**** Provided entries

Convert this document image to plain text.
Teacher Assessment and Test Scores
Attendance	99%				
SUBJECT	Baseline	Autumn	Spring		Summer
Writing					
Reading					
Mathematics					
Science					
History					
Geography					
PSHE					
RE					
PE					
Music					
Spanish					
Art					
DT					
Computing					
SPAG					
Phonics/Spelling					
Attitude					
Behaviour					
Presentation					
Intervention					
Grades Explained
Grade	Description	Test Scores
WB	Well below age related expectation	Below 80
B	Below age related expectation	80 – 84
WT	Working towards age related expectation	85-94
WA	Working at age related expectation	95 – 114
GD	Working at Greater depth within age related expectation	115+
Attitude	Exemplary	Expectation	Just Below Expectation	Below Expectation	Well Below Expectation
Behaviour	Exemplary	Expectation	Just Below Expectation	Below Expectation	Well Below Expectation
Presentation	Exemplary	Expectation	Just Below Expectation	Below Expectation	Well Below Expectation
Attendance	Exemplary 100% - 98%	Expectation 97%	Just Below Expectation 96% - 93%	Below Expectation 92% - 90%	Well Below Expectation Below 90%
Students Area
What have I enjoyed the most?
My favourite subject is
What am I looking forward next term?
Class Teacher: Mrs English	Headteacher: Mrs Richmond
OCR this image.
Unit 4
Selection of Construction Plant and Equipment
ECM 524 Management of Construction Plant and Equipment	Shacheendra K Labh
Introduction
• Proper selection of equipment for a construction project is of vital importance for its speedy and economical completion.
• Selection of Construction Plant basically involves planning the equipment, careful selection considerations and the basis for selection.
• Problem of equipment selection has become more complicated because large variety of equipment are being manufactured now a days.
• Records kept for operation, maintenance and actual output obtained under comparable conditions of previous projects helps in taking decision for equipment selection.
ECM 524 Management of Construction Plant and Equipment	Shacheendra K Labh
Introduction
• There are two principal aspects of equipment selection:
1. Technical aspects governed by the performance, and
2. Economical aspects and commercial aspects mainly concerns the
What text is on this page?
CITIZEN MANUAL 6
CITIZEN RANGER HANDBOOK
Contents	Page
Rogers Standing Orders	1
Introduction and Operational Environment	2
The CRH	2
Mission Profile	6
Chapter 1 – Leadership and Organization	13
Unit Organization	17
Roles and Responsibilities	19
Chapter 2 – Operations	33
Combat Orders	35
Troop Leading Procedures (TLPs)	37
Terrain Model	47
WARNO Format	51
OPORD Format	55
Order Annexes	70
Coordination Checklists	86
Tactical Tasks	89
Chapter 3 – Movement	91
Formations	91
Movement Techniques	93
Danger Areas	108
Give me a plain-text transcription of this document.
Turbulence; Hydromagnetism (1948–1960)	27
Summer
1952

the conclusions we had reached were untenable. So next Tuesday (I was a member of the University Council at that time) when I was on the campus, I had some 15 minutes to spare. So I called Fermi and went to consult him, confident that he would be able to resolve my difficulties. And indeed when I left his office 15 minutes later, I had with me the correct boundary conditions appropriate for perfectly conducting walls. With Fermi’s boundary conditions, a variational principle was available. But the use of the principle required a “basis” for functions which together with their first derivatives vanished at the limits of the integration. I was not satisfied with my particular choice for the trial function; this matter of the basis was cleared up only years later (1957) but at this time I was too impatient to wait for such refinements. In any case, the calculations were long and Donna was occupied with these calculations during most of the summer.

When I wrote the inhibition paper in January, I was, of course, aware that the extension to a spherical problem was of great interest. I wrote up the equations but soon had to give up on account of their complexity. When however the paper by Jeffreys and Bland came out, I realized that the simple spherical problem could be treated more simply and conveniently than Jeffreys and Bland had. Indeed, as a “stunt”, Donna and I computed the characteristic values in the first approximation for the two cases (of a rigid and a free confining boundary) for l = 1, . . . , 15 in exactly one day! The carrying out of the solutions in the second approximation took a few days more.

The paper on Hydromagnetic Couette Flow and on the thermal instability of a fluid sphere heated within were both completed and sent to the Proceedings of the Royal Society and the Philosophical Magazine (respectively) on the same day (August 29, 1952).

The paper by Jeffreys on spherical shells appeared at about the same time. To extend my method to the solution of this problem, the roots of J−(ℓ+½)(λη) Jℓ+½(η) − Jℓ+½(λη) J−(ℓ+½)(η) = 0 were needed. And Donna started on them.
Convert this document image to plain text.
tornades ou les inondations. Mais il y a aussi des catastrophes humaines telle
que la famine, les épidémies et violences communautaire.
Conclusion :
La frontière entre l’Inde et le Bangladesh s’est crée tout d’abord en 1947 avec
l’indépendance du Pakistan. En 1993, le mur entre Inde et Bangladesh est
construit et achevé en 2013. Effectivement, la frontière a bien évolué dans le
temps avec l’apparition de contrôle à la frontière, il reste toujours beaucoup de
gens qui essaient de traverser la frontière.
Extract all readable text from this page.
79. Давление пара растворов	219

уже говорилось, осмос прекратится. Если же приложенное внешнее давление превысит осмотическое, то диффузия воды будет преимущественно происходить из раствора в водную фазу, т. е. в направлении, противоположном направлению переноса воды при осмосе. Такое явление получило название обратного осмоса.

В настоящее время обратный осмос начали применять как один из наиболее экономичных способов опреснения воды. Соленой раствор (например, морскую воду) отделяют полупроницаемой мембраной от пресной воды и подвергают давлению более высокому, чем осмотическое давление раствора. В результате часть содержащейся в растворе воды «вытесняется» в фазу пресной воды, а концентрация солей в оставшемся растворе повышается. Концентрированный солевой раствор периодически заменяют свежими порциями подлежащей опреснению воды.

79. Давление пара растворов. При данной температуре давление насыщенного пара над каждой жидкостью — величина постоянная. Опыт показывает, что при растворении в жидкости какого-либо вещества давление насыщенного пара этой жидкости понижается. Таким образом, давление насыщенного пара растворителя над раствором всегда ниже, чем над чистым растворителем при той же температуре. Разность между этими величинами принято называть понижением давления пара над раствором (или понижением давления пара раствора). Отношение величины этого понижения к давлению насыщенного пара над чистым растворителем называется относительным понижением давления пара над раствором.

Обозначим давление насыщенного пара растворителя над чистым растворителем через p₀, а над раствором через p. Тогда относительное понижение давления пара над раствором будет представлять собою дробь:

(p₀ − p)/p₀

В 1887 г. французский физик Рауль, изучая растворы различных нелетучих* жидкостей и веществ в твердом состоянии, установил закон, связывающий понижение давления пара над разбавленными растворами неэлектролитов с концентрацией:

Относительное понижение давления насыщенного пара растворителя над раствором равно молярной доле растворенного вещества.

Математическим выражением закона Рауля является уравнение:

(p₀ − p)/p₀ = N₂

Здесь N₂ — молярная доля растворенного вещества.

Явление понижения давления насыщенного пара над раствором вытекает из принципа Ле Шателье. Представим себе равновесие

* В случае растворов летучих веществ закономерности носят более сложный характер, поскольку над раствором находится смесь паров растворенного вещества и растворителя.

********

» **Short problem**:
Extract every line above that contains the word "spherical".

» **The output**:
When I wrote the inhibition paper in January, I was, of course, aware that the extension to a spherical problem was of great interest. I wrote up the equations but soon had to give up on account of their complexity. When however the paper by Jeffreys and Bland came out, I realized that the simple spherical problem could be treated more simply and conveniently than Jeffreys and Bland had. Indeed, as a “stunt”, Donna and I computed the characteristic values in the first approximation for the two cases (of a rigid and a free confining boundary) for l = 1, . . . , 15 in exactly one day! The carrying out of the solutions in the second approximation took a few days more.
The paper by Jeffreys on spherical shells appeared at about the same time. To extend my method to the solution of this problem, the roots of J−(ℓ+½)(λη) Jℓ+½(η) − Jℓ+½(λη) J−(ℓ+½)(η) = 0 were needed. And Donna started on them.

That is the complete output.